[Dataset excerpt]
· · ·

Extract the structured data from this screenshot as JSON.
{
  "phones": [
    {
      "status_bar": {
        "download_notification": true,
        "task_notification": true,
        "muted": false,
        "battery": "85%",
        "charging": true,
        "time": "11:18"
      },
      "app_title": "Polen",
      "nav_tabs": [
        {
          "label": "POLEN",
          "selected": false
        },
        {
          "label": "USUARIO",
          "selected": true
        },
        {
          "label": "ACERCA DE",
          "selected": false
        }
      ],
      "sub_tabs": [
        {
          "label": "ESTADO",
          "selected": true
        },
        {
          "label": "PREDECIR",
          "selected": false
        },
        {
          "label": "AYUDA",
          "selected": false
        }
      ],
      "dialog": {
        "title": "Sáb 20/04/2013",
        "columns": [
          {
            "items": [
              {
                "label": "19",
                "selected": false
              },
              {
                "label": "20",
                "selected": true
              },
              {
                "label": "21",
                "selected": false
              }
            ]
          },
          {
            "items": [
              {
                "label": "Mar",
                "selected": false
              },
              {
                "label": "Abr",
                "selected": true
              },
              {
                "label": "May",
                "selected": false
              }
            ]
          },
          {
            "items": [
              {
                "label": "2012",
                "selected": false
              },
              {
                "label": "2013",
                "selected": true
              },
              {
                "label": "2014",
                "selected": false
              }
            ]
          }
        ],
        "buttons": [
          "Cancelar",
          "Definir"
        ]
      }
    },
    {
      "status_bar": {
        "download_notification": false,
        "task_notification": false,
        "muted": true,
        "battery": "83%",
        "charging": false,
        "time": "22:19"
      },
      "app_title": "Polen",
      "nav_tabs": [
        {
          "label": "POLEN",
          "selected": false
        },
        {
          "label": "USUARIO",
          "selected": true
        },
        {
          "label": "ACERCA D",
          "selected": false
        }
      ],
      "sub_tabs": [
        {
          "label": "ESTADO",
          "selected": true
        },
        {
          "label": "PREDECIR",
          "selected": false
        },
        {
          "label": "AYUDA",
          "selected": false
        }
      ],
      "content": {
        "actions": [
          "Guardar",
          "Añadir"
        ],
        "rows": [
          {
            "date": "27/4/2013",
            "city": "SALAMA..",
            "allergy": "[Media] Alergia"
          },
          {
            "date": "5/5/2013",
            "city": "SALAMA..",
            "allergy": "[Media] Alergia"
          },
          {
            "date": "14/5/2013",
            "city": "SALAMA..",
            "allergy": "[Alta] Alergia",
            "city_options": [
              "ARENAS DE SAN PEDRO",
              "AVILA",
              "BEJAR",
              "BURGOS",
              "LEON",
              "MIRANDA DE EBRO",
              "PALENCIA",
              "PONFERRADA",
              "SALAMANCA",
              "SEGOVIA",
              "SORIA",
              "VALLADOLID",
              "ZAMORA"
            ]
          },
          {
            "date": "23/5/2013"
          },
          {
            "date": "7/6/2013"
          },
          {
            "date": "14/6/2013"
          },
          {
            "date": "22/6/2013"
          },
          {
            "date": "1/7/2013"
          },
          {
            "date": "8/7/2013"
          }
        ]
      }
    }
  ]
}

· · ·

EXERCISE TASK:
Extract every record and return it verbatim.

WRITTEN SOLUTION:
Extract the structured data from this screenshot as JSON.
{
  "phones": [
    {
      "status_bar": {
        "download_notification": true,
        "task_notification": true,
        "muted": false,
        "battery": "85%",
        "charging": true,
        "time": "11:18"
      },
      "app_title": "Polen",
      "nav_tabs": [
        {
          "label": "POLEN",
          "selected": false
        },
        {
          "label": "USUARIO",
          "selected": true
        },
        {
          "label": "ACERCA DE",
          "selected": false
        }
      ],
      "sub_tabs": [
        {
          "label": "ESTADO",
          "selected": true
        },
        {
          "label": "PREDECIR",
          "selected": false
        },
        {
          "label": "AYUDA",
          "selected": false
        }
      ],
      "dialog": {
        "title": "Sáb 20/04/2013",
        "columns": [
          {
            "items": [
              {
                "label": "19",
                "selected": false
              },
              {
                "label": "20",
                "selected": true
              },
              {
                "label": "21",
                "selected": false
              }
            ]
          },
          {
            "items": [
              {
                "label": "Mar",
                "selected": false
              },
              {
                "label": "Abr",
                "selected": true
              },
              {
                "label": "May",
                "selected": false
              }
            ]
          },
          {
            "items": [
              {
                "label": "2012",
                "selected": false
              },
              {
                "label": "2013",
                "selected": true
              },
              {
                "label": "2014",
                "selected": false
              }
            ]
          }
        ],
        "buttons": [
          "Cancelar",
          "Definir"
        ]
      }
    },
    {
      "status_bar": {
        "download_notification": false,
        "task_notification": false,
        "muted": true,
        "battery": "83%",
        "charging": false,
        "time": "22:19"
      },
      "app_title": "Polen",
      "nav_tabs": [
        {
          "label": "POLEN",
          "selected": false
        },
        {
          "label": "USUARIO",
          "selected": true
        },
        {
          "label": "ACERCA D",
          "selected": false
        }
      ],
      "sub_tabs": [
        {
          "label": "ESTADO",
          "selected": true
        },
        {
          "label": "PREDECIR",
          "selected": false
        },
        {
          "label": "AYUDA",
          "selected": false
        }
      ],
      "content": {
        "actions": [
          "Guardar",
          "Añadir"
        ],
        "rows": [
          {
            "date": "27/4/2013",
            "city": "SALAMA..",
            "allergy": "[Media] Alergia"
          },
          {
            "date": "5/5/2013",
            "city": "SALAMA..",
            "allergy": "[Media] Alergia"
          },
          {
            "date": "14/5/2013",
            "city": "SALAMA..",
            "allergy": "[Alta] Alergia",
            "city_options": [
              "ARENAS DE SAN PEDRO",
              "AVILA",
              "BEJAR",
              "BURGOS",
              "LEON",
              "MIRANDA DE EBRO",
              "PALENCIA",
              "PONFERRADA",
              "SALAMANCA",
              "SEGOVIA",
              "SORIA",
              "VALLADOLID",
              "ZAMORA"
            ]
          },
          {
            "date": "23/5/2013"
          },
          {
            "date": "7/6/2013"
          },
          {
            "date": "14/6/2013"
          },
          {
            "date": "22/6/2013"
          },
          {
            "date": "1/7/2013"
          },
          {
            "date": "8/7/2013"
          }
        ]
      }
    }
  ]
}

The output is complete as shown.